Required work:
Gather all lines with the word "background" in them.

Excerpted data:
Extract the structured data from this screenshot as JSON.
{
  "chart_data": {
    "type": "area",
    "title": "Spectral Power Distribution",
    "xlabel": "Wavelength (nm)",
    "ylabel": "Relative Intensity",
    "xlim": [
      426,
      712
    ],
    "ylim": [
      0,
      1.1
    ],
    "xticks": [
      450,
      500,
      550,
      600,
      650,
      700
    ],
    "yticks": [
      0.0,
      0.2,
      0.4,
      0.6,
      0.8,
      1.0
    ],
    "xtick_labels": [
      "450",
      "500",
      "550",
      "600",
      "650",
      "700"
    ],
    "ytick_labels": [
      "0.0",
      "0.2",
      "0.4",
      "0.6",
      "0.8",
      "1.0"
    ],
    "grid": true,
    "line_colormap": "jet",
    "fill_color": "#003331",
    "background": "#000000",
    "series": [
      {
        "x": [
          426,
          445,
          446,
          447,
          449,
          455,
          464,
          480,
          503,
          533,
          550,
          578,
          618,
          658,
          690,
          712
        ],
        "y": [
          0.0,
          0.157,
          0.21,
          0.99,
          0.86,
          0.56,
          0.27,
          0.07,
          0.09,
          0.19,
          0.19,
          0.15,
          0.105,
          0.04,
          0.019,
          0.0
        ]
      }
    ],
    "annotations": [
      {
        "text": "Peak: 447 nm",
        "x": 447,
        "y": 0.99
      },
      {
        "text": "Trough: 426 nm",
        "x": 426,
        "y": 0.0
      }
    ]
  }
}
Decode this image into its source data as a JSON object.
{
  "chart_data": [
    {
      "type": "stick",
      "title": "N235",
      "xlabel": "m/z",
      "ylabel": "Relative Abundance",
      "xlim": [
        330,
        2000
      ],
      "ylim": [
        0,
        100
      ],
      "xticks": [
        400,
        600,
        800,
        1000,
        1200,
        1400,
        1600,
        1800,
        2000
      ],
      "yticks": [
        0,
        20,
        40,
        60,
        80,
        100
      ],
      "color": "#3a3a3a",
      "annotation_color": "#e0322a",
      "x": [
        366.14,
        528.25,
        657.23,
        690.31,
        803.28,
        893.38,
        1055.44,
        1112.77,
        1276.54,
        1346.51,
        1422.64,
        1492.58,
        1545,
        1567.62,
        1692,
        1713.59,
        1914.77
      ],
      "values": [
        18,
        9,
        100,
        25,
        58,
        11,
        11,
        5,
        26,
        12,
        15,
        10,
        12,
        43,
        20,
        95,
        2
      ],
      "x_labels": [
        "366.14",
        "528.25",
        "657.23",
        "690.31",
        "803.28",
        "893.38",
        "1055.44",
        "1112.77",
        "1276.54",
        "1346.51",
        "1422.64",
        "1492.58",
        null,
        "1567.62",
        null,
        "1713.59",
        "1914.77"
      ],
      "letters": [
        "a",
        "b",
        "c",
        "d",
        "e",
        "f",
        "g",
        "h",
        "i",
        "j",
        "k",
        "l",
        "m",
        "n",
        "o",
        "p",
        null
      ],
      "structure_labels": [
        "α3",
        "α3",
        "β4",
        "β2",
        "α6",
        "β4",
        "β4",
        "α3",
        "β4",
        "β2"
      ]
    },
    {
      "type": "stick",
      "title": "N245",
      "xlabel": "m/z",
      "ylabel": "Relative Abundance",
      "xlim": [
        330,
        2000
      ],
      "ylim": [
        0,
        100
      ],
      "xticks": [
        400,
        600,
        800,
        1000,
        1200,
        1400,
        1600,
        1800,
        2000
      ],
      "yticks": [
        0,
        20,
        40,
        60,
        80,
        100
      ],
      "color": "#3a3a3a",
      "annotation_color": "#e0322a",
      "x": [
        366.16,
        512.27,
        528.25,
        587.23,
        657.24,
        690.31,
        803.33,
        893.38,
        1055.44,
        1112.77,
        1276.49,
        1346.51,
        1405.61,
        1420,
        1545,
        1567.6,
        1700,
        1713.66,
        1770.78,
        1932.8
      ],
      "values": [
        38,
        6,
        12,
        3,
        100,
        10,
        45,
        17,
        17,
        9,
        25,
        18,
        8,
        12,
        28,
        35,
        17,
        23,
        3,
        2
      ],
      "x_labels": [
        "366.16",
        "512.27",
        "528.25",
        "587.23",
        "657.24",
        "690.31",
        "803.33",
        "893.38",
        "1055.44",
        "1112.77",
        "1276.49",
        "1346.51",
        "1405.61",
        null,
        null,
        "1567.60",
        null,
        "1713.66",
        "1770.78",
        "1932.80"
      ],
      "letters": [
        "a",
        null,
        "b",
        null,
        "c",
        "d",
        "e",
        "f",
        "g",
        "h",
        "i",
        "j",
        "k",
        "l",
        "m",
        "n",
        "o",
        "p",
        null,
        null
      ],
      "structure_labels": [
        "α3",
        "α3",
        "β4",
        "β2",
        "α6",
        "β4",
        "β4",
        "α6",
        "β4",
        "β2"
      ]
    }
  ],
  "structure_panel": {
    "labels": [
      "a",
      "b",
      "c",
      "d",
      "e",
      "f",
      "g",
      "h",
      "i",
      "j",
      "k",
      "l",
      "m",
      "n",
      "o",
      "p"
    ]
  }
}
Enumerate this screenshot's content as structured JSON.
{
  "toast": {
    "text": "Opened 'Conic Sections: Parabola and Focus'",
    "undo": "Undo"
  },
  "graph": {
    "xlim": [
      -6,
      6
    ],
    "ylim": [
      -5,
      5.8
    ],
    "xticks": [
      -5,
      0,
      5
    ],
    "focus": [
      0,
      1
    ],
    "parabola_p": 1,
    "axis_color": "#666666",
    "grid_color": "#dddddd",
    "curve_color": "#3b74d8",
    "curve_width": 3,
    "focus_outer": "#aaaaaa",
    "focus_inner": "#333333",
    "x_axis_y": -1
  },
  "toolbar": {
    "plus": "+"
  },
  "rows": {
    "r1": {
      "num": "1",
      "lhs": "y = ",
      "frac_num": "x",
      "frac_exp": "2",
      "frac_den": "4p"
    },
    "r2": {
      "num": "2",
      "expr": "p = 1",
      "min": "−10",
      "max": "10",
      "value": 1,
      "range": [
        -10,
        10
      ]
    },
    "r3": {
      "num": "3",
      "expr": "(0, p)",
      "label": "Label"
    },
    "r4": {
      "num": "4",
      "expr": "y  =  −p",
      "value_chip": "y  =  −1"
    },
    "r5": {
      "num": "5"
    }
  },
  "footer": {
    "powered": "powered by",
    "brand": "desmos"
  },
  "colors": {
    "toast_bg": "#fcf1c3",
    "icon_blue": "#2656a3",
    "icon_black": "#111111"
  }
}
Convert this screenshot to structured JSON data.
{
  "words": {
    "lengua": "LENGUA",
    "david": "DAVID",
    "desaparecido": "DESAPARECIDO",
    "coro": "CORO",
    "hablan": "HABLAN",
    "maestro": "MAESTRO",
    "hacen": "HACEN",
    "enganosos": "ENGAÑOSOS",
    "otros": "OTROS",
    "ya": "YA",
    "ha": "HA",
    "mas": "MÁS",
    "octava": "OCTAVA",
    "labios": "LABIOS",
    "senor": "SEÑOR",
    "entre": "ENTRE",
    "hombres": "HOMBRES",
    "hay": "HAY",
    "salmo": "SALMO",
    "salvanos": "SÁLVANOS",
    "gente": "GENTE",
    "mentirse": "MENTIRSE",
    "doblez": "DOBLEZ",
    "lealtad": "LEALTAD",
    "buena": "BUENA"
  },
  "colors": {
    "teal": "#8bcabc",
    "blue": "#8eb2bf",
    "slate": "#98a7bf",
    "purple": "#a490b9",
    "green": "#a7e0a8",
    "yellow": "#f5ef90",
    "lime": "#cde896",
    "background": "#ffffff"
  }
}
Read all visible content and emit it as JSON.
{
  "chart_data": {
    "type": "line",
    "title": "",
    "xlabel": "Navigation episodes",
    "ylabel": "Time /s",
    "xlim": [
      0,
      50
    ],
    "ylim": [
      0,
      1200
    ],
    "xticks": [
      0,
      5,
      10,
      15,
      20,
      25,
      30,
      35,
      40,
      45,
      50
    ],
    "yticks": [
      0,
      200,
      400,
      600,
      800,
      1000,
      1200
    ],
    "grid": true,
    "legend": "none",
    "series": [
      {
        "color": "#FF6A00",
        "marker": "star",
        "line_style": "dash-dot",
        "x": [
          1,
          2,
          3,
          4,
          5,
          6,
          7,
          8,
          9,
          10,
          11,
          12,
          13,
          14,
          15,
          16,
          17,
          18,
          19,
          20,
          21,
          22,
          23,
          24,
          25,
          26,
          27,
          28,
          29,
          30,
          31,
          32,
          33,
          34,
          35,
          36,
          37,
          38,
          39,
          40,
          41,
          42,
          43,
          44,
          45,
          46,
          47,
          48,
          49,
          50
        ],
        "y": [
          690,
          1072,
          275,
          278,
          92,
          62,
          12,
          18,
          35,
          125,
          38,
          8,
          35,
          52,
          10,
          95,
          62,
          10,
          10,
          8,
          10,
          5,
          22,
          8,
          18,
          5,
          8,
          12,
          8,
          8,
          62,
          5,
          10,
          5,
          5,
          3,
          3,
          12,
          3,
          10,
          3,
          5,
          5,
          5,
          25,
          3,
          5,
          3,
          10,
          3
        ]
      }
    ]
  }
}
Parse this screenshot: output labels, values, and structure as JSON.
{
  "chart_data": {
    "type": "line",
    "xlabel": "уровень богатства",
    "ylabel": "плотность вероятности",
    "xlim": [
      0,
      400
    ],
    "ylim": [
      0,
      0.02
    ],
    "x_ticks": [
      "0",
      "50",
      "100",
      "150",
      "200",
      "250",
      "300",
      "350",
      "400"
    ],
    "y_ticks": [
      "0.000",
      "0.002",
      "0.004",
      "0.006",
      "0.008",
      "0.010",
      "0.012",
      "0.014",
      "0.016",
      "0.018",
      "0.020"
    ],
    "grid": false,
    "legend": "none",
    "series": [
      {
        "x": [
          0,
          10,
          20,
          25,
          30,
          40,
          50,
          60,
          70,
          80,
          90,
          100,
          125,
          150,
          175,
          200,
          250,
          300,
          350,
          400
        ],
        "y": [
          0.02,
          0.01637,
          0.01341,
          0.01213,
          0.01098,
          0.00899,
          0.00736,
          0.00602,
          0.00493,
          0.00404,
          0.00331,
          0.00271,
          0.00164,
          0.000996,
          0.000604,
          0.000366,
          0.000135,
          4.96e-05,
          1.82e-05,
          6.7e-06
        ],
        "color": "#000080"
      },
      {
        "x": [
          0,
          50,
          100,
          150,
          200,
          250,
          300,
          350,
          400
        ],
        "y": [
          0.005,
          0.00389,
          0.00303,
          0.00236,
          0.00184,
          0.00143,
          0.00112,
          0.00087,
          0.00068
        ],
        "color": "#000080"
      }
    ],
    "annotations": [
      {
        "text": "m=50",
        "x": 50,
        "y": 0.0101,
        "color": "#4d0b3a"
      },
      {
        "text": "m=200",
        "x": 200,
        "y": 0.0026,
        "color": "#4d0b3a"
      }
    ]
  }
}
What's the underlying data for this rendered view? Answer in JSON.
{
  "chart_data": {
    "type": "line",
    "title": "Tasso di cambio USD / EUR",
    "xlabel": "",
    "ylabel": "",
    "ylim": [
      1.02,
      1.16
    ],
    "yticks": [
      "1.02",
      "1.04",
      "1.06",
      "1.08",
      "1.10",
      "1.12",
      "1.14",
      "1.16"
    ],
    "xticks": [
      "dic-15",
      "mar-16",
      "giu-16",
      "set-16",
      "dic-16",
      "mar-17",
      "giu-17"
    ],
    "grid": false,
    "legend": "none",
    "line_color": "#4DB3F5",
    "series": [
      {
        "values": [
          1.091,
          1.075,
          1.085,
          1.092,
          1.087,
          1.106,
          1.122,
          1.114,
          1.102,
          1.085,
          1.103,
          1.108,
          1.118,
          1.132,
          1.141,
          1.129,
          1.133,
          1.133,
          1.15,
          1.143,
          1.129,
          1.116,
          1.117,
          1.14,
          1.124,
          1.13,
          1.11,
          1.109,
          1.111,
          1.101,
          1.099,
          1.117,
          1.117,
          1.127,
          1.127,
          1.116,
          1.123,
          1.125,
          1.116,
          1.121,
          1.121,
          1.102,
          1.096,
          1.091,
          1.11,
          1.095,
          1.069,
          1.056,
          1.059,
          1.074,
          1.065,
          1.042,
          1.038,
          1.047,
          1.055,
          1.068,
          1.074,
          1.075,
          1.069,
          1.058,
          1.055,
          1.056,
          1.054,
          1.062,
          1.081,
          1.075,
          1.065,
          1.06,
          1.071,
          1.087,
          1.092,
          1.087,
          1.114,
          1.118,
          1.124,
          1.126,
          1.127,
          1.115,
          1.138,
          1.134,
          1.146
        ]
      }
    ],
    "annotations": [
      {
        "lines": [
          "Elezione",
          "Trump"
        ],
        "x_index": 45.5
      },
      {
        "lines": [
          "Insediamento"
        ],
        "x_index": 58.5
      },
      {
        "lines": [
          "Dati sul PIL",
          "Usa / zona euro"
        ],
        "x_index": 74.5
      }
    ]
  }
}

Finished answer:
    "background": "#000000",
    "background": "#ffffff"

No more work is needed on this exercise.